[START]
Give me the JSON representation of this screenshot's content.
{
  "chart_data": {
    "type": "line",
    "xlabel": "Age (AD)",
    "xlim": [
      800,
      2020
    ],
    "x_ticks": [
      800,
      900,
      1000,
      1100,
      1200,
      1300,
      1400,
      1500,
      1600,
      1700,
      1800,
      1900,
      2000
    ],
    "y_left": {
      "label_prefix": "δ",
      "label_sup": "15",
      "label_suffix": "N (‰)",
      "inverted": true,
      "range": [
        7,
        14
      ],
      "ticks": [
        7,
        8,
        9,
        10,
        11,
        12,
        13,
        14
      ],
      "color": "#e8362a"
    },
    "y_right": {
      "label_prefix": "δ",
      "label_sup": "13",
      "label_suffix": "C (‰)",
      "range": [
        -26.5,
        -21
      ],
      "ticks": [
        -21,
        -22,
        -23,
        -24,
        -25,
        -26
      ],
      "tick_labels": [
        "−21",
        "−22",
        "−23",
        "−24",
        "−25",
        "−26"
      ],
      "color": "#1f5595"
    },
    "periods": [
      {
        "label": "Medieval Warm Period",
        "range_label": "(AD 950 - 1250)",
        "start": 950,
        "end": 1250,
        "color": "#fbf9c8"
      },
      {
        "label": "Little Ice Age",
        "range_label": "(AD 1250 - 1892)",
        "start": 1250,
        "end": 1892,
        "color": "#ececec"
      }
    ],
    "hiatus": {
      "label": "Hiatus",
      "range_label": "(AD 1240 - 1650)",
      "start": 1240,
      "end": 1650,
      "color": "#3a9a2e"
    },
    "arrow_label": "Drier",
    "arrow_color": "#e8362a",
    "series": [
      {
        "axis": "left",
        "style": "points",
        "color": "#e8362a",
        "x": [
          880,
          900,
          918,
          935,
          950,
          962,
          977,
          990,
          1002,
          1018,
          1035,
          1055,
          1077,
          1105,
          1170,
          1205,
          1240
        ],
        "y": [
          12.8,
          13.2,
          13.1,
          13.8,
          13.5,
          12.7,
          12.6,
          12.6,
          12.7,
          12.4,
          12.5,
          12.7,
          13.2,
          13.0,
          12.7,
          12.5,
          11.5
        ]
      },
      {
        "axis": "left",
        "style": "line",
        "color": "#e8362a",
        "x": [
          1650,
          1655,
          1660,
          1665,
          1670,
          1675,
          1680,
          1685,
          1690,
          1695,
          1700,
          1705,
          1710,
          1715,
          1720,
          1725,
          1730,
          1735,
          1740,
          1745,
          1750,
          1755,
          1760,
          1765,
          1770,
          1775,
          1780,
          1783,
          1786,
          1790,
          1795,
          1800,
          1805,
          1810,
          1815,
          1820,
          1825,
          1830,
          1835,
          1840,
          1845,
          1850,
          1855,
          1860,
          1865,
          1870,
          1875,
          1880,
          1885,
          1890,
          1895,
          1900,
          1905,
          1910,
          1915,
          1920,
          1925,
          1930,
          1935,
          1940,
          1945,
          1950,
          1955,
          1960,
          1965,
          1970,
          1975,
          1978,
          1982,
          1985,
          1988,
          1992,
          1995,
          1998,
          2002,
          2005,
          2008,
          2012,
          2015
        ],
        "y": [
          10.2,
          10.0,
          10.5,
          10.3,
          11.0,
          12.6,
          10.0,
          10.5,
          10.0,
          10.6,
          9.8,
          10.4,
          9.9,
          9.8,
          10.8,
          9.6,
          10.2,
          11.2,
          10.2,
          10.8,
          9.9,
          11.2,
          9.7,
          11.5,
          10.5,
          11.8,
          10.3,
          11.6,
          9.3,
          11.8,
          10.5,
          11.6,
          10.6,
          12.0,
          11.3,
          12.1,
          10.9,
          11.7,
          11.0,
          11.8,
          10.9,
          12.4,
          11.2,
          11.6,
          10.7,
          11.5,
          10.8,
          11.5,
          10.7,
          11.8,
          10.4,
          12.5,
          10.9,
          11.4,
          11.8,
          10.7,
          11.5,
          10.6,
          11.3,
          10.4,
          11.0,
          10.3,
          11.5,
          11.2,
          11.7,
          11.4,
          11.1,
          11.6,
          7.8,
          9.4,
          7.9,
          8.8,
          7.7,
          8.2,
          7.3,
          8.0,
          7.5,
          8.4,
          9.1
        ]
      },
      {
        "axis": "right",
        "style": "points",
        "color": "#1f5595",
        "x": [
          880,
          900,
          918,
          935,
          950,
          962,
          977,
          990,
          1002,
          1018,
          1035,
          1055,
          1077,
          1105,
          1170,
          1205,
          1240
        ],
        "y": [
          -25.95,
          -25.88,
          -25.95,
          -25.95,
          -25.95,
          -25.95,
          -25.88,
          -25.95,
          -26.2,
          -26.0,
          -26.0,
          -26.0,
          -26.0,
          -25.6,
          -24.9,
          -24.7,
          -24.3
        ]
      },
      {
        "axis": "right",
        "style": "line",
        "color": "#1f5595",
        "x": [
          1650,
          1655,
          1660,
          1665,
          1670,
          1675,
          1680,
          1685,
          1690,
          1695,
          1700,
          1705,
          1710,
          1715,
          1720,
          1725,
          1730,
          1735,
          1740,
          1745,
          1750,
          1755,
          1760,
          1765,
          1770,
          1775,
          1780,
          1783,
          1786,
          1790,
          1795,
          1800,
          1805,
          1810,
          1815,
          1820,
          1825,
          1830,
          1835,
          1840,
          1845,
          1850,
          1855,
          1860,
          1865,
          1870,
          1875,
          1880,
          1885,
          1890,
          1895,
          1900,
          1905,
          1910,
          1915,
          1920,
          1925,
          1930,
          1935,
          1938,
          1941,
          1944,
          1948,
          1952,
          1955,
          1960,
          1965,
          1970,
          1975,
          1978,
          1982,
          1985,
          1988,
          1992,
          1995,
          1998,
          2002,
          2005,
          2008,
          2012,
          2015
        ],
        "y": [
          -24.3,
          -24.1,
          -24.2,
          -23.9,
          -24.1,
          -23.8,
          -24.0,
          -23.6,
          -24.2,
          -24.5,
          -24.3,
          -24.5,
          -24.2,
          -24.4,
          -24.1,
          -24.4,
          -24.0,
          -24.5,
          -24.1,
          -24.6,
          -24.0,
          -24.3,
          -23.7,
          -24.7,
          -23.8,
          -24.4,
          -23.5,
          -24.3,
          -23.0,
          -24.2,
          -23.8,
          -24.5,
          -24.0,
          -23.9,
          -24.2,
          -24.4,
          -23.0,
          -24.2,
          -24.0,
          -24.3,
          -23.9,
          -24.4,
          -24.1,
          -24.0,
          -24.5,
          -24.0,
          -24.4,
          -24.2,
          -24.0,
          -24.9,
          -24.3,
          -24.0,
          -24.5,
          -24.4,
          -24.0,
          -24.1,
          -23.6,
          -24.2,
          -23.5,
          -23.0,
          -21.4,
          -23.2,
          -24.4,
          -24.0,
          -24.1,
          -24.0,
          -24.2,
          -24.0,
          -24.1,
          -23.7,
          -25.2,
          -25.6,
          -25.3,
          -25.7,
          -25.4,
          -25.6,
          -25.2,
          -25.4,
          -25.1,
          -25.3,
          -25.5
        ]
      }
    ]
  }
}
[END]
[START]
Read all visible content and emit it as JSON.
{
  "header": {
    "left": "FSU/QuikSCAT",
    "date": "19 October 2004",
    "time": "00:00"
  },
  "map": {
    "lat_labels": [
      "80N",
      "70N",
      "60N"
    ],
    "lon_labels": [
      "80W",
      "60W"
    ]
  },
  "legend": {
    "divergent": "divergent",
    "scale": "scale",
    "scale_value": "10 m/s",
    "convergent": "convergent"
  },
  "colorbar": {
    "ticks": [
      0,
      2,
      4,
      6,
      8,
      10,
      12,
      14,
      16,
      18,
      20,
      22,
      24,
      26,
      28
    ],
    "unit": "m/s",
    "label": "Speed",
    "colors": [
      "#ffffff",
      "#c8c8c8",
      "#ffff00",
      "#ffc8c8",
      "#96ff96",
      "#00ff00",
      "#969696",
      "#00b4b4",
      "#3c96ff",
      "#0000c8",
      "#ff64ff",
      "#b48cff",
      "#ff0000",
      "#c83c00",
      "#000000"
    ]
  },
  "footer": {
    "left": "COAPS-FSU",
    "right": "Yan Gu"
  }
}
[END]
• **Instructions for the task**
Using the entries above, return each line in which the word "JSON" occurs.

• **Exercise response**
Give me the JSON representation of this screenshot's content.
Read all visible content and emit it as JSON.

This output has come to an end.